[Dataset rows about figures]
= = = = =
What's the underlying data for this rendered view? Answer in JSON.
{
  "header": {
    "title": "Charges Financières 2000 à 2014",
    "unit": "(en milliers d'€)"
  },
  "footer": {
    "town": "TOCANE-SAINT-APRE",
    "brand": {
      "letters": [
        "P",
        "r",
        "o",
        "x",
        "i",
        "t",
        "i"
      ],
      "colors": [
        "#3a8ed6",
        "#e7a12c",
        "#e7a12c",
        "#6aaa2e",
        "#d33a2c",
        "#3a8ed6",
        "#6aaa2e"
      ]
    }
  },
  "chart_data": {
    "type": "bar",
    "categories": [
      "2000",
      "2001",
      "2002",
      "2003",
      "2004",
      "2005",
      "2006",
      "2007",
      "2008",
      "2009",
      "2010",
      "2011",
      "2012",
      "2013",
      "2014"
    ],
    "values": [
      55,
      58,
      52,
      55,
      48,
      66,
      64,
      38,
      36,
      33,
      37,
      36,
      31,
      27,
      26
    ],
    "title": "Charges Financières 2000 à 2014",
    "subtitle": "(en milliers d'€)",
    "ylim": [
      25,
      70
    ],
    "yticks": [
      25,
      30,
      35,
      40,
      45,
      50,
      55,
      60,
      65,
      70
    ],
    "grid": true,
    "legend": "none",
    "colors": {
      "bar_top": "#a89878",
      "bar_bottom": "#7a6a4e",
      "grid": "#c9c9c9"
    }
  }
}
= = = = =
What to work on: Please quote the data above in full, with no line missing.

Answer for the task:
What's the underlying data for this rendered view? Answer in JSON.
{
  "header": {
    "title": "Charges Financières 2000 à 2014",
    "unit": "(en milliers d'€)"
  },
  "footer": {
    "town": "TOCANE-SAINT-APRE",
    "brand": {
      "letters": [
        "P",
        "r",
        "o",
        "x",
        "i",
        "t",
        "i"
      ],
      "colors": [
        "#3a8ed6",
        "#e7a12c",
        "#e7a12c",
        "#6aaa2e",
        "#d33a2c",
        "#3a8ed6",
        "#6aaa2e"
      ]
    }
  },
  "chart_data": {
    "type": "bar",
    "categories": [
      "2000",
      "2001",
      "2002",
      "2003",
      "2004",
      "2005",
      "2006",
      "2007",
      "2008",
      "2009",
      "2010",
      "2011",
      "2012",
      "2013",
      "2014"
    ],
    "values": [
      55,
      58,
      52,
      55,
      48,
      66,
      64,
      38,
      36,
      33,
      37,
      36,
      31,
      27,
      26
    ],
    "title": "Charges Financières 2000 à 2014",
    "subtitle": "(en milliers d'€)",
    "ylim": [
      25,
      70
    ],
    "yticks": [
      25,
      30,
      35,
      40,
      45,
      50,
      55,
      60,
      65,
      70
    ],
    "grid": true,
    "legend": "none",
    "colors": {
      "bar_top": "#a89878",
      "bar_bottom": "#7a6a4e",
      "grid": "#c9c9c9"
    }
  }
}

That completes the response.